Énoncé
Dans le texte ci-dessous sur le thème du gouffre chez les artistes, recopiez mot pour mot tout ce qui va de « Lorsque les artistes » jusqu'à « les descendants déshérités. ».

Texte choisi

Lorsque les artistes exaltent le sublime de la nature elle-même, ils choisissent le thème gouffre, recherchant la sensation de vertige et de basculement qu'il provoque. Au moyen de crevasses glaciaires et de failles rocheuses sous un ciel d'orage, Huet, Lessing et Ender déclinent le thème de manière littérale en fendant leurs compositions de puissantes lignes obliques.
Le même glissement dans le néant menace le Cuirassier blessé de Géricault ou l'Hamlet au cimetière de Delacroix : l'âge glorieux de l'épopée laisse place à celui du doute, de la lâcheté et de la mélancolie. La nature reprend ses droits sur les héros vaincus et les descendants déshérités.
Les paysages de mer nocturne de Géricault ou Friedrich inaugurent un autre genre de gouffre, horizontal : le spectateur y tâtonne dans l'obscurité, s'enfonce dans une image sans bords ni repères, aux lueurs incertaines dont la source demeure cachée.

Enregistrements de données

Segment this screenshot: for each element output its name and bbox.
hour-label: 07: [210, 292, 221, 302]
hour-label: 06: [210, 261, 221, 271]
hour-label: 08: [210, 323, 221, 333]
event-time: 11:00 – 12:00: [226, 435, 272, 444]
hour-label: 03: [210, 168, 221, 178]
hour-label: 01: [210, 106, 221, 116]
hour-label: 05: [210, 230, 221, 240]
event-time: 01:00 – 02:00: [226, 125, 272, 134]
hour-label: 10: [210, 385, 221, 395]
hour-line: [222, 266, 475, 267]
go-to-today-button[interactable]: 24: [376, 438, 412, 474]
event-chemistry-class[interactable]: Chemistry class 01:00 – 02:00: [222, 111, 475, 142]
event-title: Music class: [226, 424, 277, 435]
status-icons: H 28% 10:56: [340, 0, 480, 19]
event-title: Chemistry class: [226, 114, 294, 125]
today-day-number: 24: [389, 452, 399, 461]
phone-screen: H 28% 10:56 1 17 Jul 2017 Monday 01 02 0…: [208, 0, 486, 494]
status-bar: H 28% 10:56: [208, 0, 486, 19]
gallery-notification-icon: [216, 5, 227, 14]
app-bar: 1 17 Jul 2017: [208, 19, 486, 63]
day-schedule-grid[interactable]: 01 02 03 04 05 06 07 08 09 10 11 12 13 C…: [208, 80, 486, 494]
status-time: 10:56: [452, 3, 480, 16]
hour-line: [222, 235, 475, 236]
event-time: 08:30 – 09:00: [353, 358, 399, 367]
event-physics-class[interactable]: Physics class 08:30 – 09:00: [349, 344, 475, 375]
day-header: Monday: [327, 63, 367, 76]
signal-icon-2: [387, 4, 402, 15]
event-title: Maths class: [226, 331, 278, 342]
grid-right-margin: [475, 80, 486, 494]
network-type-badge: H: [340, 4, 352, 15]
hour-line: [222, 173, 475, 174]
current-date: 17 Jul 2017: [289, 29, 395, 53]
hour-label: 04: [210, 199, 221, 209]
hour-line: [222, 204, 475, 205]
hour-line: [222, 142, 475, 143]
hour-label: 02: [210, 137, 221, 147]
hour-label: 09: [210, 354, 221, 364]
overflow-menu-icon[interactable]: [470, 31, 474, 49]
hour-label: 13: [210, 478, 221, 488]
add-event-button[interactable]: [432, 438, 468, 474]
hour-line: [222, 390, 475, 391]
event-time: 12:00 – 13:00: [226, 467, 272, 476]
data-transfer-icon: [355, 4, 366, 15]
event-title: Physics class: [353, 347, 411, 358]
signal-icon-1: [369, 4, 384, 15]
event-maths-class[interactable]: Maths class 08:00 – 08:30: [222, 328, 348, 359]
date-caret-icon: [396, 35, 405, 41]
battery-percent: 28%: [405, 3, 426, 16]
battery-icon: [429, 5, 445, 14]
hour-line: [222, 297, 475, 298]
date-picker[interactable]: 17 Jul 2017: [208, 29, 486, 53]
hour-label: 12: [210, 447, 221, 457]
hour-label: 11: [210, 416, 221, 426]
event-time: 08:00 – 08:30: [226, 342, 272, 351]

Zone de réponse
Lorsque les artistes exaltent le sublime de la nature elle-même, ils choisissent le thème gouffre, recherchant la sensation de vertige et de basculement qu'il provoque. Au moyen de crevasses glaciaires et de failles rocheuses sous un ciel d'orage, Huet, Lessing et Ender déclinent le thème de manière littérale en fendant leurs compositions de puissantes lignes obliques.
Le même glissement dans le néant menace le Cuirassier blessé de Géricault ou l'Hamlet au cimetière de Delacroix : l'âge glorieux de l'épopée laisse place à celui du doute, de la lâcheté et de la mélancolie. La nature reprend ses droits sur les héros vaincus et les descendants déshérités.